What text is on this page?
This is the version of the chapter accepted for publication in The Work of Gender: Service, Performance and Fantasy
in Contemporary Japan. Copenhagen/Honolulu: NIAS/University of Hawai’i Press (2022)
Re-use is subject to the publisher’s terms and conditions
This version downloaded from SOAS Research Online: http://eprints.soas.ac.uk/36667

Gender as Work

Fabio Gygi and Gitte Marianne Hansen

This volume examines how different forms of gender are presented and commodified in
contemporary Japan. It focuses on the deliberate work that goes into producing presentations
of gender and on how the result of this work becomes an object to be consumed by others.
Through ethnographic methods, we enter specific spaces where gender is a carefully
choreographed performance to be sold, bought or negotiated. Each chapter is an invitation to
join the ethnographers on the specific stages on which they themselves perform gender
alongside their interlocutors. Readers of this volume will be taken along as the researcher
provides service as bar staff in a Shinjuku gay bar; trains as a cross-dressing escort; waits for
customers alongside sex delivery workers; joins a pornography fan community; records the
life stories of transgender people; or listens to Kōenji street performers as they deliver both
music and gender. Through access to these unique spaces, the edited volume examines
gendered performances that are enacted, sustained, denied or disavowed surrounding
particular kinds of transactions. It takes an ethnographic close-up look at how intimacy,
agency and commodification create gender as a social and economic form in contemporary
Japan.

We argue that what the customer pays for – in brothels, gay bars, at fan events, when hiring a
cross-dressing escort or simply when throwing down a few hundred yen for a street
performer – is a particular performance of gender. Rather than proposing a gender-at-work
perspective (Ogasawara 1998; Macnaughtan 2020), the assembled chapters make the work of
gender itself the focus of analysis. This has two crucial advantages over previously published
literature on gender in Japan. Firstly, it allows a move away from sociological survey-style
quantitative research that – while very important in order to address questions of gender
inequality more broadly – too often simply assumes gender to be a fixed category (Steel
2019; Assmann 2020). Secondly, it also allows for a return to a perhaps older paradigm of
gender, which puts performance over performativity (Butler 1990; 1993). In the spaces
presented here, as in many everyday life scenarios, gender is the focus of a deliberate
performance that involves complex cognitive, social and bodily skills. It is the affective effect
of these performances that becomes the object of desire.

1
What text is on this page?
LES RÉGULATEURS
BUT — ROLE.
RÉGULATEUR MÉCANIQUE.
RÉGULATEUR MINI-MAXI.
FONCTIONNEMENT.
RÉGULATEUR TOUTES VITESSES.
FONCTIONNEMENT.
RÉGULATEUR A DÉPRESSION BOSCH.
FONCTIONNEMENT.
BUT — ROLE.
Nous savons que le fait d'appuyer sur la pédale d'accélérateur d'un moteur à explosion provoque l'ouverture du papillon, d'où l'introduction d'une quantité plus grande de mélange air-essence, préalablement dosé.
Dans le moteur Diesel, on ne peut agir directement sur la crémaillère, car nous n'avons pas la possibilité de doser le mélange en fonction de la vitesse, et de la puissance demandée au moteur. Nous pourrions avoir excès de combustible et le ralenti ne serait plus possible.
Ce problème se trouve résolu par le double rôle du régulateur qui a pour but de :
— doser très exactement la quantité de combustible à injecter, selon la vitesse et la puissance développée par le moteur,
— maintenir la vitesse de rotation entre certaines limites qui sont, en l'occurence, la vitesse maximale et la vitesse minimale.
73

Task description:
What is needed here is an exact reproduction of all the entries.

Task answer:
What text is on this page?
This is the version of the chapter accepted for publication in The Work of Gender: Service, Performance and Fantasy
in Contemporary Japan. Copenhagen/Honolulu: NIAS/University of Hawai’i Press (2022)
Re-use is subject to the publisher’s terms and conditions
This version downloaded from SOAS Research Online: http://eprints.soas.ac.uk/36667

Gender as Work

Fabio Gygi and Gitte Marianne Hansen

This volume examines how different forms of gender are presented and commodified in
contemporary Japan. It focuses on the deliberate work that goes into producing presentations
of gender and on how the result of this work becomes an object to be consumed by others.
Through ethnographic methods, we enter specific spaces where gender is a carefully
choreographed performance to be sold, bought or negotiated. Each chapter is an invitation to
join the ethnographers on the specific stages on which they themselves perform gender
alongside their interlocutors. Readers of this volume will be taken along as the researcher
provides service as bar staff in a Shinjuku gay bar; trains as a cross-dressing escort; waits for
customers alongside sex delivery workers; joins a pornography fan community; records the
life stories of transgender people; or listens to Kōenji street performers as they deliver both
music and gender. Through access to these unique spaces, the edited volume examines
gendered performances that are enacted, sustained, denied or disavowed surrounding
particular kinds of transactions. It takes an ethnographic close-up look at how intimacy,
agency and commodification create gender as a social and economic form in contemporary
Japan.

We argue that what the customer pays for – in brothels, gay bars, at fan events, when hiring a
cross-dressing escort or simply when throwing down a few hundred yen for a street
performer – is a particular performance of gender. Rather than proposing a gender-at-work
perspective (Ogasawara 1998; Macnaughtan 2020), the assembled chapters make the work of
gender itself the focus of analysis. This has two crucial advantages over previously published
literature on gender in Japan. Firstly, it allows a move away from sociological survey-style
quantitative research that – while very important in order to address questions of gender
inequality more broadly – too often simply assumes gender to be a fixed category (Steel
2019; Assmann 2020). Secondly, it also allows for a return to a perhaps older paradigm of
gender, which puts performance over performativity (Butler 1990; 1993). In the spaces
presented here, as in many everyday life scenarios, gender is the focus of a deliberate
performance that involves complex cognitive, social and bodily skills. It is the affective effect
of these performances that becomes the object of desire.

1
What text is on this page?
LES RÉGULATEURS
BUT — ROLE.
RÉGULATEUR MÉCANIQUE.
RÉGULATEUR MINI-MAXI.
FONCTIONNEMENT.
RÉGULATEUR TOUTES VITESSES.
FONCTIONNEMENT.
RÉGULATEUR A DÉPRESSION BOSCH.
FONCTIONNEMENT.
BUT — ROLE.
Nous savons que le fait d'appuyer sur la pédale d'accélérateur d'un moteur à explosion provoque l'ouverture du papillon, d'où l'introduction d'une quantité plus grande de mélange air-essence, préalablement dosé.
Dans le moteur Diesel, on ne peut agir directement sur la crémaillère, car nous n'avons pas la possibilité de doser le mélange en fonction de la vitesse, et de la puissance demandée au moteur. Nous pourrions avoir excès de combustible et le ralenti ne serait plus possible.
Ce problème se trouve résolu par le double rôle du régulateur qui a pour but de :
— doser très exactement la quantité de combustible à injecter, selon la vitesse et la puissance développée par le moteur,
— maintenir la vitesse de rotation entre certaines limites qui sont, en l'occurence, la vitesse maximale et la vitesse minimale.
73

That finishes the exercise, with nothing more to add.